[Items from a data source]
····················

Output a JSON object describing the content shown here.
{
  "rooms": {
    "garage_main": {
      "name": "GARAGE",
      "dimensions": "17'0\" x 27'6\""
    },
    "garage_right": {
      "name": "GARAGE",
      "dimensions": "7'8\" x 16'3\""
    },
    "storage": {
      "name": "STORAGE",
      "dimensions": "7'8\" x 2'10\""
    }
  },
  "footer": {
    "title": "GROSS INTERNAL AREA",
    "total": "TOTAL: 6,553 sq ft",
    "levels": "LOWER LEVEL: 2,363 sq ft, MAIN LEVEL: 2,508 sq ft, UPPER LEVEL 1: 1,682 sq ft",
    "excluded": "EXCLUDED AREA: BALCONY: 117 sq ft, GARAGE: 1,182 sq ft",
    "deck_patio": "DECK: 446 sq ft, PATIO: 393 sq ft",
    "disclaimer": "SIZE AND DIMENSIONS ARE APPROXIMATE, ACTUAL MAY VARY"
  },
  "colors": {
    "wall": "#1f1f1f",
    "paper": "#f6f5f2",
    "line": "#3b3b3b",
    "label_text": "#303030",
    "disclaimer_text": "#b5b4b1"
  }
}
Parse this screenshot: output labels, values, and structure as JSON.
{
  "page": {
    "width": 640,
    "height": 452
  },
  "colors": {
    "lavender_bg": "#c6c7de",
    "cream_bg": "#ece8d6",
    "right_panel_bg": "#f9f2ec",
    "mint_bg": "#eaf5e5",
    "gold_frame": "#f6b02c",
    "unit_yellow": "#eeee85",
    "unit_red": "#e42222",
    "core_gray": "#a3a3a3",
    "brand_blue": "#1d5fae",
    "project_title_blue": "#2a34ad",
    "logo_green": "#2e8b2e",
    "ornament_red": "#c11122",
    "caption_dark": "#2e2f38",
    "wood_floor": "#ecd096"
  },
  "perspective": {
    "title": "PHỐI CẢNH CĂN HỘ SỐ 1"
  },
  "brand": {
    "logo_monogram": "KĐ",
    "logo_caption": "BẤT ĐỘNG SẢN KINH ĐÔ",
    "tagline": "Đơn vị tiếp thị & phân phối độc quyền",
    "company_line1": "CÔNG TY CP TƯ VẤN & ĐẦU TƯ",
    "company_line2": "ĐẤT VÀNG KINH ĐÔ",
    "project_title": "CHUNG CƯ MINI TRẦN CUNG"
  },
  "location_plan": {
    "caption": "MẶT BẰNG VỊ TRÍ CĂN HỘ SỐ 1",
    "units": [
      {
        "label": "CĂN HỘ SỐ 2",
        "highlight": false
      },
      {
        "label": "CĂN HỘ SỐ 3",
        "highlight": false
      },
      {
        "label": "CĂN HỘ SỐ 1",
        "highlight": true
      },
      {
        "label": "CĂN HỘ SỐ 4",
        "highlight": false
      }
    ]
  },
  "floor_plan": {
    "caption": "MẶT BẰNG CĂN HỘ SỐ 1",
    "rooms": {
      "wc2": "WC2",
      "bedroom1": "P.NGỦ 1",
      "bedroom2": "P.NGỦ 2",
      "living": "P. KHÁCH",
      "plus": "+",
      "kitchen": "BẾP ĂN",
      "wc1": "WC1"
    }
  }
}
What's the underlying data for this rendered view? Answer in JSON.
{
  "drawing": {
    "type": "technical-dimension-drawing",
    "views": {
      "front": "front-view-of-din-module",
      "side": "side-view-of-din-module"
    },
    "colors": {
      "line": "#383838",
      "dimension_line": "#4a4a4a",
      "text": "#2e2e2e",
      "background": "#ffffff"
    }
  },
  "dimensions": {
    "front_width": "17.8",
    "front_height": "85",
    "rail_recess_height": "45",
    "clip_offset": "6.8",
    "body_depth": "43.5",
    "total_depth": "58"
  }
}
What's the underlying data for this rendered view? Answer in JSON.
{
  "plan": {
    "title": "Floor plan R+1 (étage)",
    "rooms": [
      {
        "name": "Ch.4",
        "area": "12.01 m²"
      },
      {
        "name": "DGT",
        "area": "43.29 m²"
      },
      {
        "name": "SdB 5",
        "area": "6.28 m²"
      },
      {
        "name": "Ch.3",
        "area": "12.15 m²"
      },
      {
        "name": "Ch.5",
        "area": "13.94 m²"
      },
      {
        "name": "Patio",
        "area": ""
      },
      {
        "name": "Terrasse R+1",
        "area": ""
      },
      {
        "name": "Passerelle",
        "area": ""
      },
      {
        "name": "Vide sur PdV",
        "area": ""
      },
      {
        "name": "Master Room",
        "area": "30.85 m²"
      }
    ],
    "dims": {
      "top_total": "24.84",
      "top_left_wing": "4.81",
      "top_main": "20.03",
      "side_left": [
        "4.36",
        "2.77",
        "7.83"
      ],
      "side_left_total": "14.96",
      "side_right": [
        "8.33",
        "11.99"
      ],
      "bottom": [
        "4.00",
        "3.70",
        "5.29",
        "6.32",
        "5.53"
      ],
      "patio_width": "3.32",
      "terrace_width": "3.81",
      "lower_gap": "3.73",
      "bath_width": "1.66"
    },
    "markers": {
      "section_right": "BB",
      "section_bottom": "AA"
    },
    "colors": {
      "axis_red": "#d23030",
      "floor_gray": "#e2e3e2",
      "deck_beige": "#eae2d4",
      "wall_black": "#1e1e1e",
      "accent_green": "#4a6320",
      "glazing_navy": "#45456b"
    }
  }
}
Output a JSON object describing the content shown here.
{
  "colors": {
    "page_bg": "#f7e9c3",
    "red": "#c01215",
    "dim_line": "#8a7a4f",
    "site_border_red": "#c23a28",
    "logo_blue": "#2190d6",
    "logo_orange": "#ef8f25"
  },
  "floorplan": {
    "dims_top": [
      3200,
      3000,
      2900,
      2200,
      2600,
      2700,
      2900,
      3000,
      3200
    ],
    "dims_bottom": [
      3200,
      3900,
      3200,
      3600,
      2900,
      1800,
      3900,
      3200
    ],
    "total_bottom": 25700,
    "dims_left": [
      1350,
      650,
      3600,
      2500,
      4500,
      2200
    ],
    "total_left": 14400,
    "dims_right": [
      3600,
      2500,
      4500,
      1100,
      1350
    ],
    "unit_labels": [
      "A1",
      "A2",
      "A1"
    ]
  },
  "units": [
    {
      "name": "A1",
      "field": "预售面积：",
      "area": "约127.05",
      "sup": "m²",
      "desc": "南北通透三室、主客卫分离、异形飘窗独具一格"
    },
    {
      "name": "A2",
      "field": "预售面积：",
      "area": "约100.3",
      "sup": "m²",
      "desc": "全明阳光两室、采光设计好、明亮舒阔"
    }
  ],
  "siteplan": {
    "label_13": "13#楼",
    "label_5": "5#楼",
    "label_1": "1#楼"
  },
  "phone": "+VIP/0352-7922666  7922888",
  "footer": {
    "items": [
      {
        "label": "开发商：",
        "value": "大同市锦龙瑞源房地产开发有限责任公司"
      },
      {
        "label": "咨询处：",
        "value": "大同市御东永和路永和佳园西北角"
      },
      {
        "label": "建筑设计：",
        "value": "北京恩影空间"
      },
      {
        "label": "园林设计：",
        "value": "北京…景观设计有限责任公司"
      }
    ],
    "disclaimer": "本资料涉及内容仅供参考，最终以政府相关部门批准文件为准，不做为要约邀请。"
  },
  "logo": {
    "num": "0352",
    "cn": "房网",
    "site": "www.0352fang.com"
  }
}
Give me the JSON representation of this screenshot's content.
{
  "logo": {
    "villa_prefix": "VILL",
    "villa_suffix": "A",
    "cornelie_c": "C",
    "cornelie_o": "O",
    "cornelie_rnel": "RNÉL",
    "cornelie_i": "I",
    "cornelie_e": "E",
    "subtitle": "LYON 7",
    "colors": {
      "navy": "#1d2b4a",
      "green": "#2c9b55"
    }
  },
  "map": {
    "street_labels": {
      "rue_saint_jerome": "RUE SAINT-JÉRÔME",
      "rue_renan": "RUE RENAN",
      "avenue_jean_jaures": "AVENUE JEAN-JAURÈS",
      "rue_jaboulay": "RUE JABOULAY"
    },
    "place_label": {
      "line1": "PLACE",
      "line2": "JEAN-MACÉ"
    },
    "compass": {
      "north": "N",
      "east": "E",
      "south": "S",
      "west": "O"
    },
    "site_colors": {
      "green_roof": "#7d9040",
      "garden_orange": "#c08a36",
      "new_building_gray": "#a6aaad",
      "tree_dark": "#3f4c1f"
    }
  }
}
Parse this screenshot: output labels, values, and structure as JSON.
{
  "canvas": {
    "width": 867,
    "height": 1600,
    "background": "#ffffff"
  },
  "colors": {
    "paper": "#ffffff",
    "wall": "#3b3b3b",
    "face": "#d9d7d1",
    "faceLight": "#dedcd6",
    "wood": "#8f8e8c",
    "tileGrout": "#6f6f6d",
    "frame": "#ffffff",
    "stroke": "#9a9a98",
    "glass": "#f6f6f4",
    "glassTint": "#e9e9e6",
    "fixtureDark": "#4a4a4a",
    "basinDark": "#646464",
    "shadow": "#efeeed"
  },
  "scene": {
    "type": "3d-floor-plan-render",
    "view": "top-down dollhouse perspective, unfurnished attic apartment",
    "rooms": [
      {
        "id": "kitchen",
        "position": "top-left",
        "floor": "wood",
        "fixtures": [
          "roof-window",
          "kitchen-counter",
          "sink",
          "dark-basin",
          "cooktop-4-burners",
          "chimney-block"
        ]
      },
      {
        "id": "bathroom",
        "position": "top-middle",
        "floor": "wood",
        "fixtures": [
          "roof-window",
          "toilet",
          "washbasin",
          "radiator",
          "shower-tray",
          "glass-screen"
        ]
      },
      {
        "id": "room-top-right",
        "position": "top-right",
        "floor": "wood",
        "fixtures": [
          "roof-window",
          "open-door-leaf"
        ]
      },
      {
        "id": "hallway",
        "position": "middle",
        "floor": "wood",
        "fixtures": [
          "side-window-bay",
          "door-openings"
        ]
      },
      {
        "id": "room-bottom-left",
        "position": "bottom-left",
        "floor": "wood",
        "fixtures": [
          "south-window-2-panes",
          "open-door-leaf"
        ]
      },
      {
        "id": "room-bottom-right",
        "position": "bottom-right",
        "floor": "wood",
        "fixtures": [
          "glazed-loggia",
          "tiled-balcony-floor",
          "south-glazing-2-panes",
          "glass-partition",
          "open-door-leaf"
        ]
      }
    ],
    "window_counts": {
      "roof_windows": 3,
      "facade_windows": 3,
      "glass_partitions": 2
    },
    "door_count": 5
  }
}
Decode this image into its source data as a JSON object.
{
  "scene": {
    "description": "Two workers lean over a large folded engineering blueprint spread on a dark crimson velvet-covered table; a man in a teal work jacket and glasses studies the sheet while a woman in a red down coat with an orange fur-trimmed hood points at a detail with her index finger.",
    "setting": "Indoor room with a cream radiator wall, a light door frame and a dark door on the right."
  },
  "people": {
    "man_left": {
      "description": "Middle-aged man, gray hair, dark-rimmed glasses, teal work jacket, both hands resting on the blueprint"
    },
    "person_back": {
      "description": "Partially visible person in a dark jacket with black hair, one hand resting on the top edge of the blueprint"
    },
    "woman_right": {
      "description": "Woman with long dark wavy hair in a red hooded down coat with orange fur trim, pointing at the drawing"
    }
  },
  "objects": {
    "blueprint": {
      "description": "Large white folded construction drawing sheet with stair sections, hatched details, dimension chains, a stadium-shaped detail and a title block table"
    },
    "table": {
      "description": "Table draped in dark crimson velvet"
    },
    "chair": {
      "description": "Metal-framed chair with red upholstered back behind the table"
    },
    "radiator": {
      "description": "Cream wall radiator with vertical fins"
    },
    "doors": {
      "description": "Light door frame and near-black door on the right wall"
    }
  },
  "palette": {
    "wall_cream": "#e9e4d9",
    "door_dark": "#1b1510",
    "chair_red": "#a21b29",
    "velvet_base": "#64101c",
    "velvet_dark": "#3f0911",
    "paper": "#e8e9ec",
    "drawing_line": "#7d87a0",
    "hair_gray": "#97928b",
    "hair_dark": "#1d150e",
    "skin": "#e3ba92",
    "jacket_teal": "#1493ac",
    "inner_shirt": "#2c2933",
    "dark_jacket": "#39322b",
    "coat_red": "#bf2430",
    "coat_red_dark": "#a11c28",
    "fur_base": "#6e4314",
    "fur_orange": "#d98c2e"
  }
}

····················

WHAT NEEDS TO BE DONE →
Show each line holding the word "folded".

EXERCISE ANSWER →
    "description": "Two workers lean over a large folded engineering blueprint spread on a dark crimson velvet-covered table; a man in a teal work jacket and glasses studies the sheet while a woman in a red down coat with an orange fur-trimmed hood points at a detail with her index finger.",
      "description": "Large white folded construction drawing sheet with stair sections, hatched details, dimension chains, a stadium-shaped detail and a title block table"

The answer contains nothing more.